[Exercise task]
Locate all lines with the word "title". Copy them.

[Exercise data]

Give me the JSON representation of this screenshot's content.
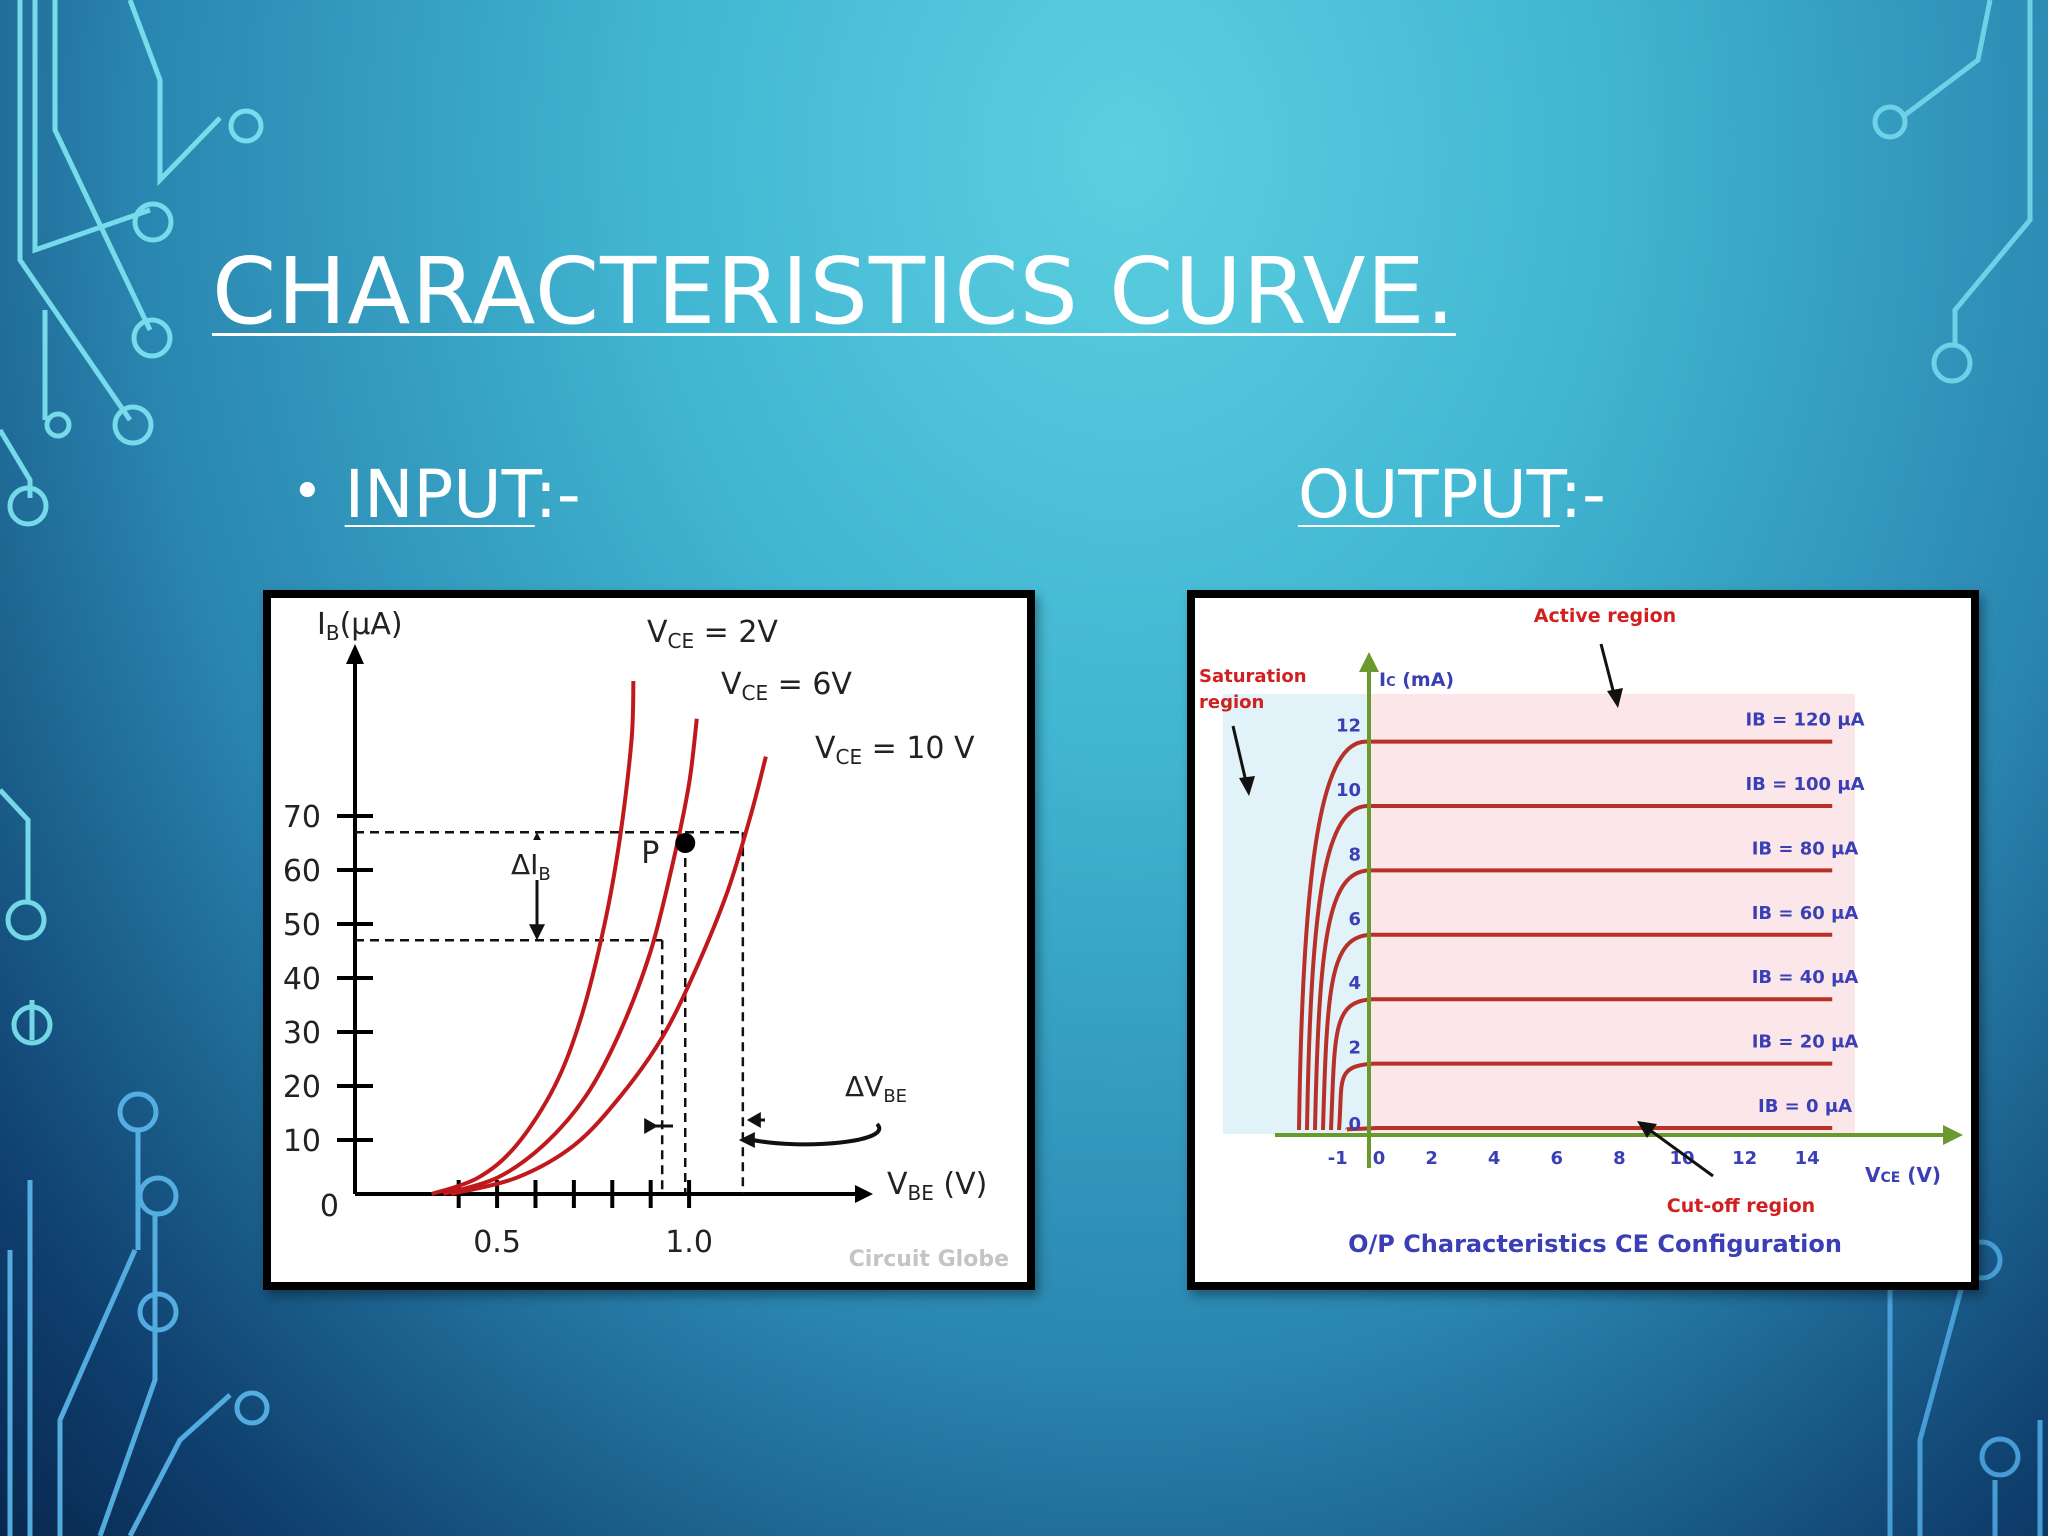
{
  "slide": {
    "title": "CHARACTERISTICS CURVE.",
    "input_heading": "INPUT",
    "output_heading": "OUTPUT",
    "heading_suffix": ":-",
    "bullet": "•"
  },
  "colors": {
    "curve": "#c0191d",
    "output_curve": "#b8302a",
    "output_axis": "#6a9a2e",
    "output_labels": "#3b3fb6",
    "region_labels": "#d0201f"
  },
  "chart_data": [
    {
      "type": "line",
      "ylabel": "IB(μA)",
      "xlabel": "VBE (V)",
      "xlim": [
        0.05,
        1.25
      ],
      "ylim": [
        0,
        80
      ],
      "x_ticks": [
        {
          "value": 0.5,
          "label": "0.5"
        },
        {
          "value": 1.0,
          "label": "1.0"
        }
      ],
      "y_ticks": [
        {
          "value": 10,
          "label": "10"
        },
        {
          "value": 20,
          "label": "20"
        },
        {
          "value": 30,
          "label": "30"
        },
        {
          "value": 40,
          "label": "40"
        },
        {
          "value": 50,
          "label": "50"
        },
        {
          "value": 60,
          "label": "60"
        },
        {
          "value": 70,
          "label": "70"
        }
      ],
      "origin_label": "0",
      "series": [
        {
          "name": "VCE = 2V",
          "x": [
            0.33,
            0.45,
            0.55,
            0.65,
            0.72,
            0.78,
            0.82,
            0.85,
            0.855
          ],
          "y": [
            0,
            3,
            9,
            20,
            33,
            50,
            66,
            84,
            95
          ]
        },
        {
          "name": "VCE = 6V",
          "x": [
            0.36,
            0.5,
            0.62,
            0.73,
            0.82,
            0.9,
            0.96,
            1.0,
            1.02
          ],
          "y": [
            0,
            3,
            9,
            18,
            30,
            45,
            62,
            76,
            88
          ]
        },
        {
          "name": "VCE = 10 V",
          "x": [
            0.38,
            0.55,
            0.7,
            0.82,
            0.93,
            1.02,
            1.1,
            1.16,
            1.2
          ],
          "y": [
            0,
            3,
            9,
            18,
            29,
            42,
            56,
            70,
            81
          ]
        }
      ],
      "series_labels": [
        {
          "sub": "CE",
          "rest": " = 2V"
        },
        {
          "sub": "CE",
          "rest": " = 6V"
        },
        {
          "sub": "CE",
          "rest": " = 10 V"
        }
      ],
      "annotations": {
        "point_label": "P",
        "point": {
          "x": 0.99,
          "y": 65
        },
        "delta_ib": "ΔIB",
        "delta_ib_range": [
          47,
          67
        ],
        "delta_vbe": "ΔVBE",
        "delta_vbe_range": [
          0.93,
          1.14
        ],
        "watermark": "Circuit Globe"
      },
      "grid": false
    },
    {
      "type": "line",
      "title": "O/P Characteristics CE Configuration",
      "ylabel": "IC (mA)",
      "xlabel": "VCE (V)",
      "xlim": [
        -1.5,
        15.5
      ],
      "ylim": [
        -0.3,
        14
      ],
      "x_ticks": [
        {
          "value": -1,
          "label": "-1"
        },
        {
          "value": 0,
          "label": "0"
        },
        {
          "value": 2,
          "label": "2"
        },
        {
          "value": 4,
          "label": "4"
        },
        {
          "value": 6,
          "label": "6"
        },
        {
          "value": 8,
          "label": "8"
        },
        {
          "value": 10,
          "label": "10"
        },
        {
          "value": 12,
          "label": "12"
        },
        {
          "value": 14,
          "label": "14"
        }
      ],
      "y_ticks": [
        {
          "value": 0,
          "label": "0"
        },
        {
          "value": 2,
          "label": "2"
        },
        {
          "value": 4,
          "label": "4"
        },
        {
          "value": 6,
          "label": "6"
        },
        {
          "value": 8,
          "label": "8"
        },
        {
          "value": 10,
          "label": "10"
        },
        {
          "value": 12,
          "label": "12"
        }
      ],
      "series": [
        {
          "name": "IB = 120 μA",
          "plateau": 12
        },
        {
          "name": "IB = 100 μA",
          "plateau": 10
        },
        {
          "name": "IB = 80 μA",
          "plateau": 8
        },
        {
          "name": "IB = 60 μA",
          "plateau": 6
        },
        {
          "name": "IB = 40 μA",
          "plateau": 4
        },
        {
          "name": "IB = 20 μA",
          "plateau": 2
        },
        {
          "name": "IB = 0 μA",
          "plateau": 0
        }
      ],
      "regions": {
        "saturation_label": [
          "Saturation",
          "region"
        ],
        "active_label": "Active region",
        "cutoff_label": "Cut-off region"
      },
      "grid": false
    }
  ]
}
---
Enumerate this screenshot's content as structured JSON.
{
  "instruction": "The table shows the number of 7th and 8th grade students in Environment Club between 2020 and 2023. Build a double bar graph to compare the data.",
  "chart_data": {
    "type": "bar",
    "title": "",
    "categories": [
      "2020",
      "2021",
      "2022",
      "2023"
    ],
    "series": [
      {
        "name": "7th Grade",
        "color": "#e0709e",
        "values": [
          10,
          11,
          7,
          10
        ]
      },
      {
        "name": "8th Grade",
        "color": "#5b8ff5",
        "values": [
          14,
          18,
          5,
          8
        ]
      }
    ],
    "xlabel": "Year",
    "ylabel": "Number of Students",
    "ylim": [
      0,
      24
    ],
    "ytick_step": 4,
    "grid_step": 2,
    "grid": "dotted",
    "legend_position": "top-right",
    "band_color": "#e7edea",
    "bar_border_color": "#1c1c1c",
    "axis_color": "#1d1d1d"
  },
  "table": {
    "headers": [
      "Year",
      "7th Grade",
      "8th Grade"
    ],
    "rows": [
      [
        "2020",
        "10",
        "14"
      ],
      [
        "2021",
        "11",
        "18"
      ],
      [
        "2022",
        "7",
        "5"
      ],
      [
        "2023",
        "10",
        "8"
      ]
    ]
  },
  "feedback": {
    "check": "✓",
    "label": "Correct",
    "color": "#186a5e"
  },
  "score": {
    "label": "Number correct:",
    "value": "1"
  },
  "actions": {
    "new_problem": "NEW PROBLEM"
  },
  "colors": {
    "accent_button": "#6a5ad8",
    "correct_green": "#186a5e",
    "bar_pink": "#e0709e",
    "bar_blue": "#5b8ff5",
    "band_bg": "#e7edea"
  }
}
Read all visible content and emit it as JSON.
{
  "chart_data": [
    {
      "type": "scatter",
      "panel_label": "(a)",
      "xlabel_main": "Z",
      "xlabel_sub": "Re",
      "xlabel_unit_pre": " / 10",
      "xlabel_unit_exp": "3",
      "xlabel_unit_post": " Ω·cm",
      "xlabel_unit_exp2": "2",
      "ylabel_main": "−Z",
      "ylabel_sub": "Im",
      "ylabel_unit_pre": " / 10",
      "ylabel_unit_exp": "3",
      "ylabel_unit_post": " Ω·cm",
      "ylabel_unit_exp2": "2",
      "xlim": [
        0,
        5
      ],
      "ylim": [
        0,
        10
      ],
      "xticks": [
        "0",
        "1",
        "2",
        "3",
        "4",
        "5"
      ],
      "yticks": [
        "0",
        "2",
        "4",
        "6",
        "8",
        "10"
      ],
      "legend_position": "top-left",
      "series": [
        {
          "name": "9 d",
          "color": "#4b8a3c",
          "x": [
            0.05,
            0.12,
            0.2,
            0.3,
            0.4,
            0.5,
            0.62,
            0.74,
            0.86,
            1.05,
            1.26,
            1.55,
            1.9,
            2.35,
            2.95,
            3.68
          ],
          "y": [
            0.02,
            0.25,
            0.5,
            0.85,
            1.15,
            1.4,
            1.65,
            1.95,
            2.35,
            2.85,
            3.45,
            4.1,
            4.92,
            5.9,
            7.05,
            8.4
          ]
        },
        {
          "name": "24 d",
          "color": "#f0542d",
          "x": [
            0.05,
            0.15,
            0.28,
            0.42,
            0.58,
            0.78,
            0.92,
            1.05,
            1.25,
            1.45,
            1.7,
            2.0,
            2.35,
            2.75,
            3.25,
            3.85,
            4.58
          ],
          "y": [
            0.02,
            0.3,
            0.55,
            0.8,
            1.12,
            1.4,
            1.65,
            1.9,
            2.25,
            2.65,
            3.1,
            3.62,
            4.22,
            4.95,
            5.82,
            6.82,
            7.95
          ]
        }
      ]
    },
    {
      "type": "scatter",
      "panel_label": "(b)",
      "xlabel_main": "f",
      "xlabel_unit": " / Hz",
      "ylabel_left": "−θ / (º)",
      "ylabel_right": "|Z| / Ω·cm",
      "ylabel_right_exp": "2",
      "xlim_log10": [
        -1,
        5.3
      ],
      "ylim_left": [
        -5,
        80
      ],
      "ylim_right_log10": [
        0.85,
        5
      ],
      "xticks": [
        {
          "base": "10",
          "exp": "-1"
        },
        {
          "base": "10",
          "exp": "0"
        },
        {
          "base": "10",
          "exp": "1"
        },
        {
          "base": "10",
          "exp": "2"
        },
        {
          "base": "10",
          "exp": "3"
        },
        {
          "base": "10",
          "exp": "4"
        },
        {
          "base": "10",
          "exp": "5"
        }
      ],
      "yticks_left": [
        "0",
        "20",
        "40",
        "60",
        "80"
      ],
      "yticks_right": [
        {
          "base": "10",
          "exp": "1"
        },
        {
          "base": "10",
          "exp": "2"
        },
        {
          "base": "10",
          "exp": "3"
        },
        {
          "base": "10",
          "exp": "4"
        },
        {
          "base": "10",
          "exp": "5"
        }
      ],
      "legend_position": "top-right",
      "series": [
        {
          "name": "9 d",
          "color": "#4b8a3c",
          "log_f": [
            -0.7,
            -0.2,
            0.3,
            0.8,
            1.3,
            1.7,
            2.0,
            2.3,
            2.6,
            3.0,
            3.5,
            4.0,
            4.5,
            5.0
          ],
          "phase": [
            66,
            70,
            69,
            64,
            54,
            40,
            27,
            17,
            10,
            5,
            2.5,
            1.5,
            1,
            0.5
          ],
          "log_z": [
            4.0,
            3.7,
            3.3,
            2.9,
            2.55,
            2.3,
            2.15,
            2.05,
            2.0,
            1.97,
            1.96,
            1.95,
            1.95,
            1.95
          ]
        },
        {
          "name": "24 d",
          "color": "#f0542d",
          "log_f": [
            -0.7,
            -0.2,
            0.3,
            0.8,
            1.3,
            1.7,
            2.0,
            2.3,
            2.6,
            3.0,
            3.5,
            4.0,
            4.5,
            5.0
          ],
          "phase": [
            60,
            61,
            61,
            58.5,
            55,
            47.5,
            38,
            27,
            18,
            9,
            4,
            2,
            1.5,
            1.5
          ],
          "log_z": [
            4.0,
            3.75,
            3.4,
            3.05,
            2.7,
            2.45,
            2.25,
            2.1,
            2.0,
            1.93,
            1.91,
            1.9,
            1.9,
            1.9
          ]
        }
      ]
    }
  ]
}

[The solution]
    "title": "CHARACTERISTICS CURVE.",
      "title": "O/P Characteristics CE Configuration",
    "title": "",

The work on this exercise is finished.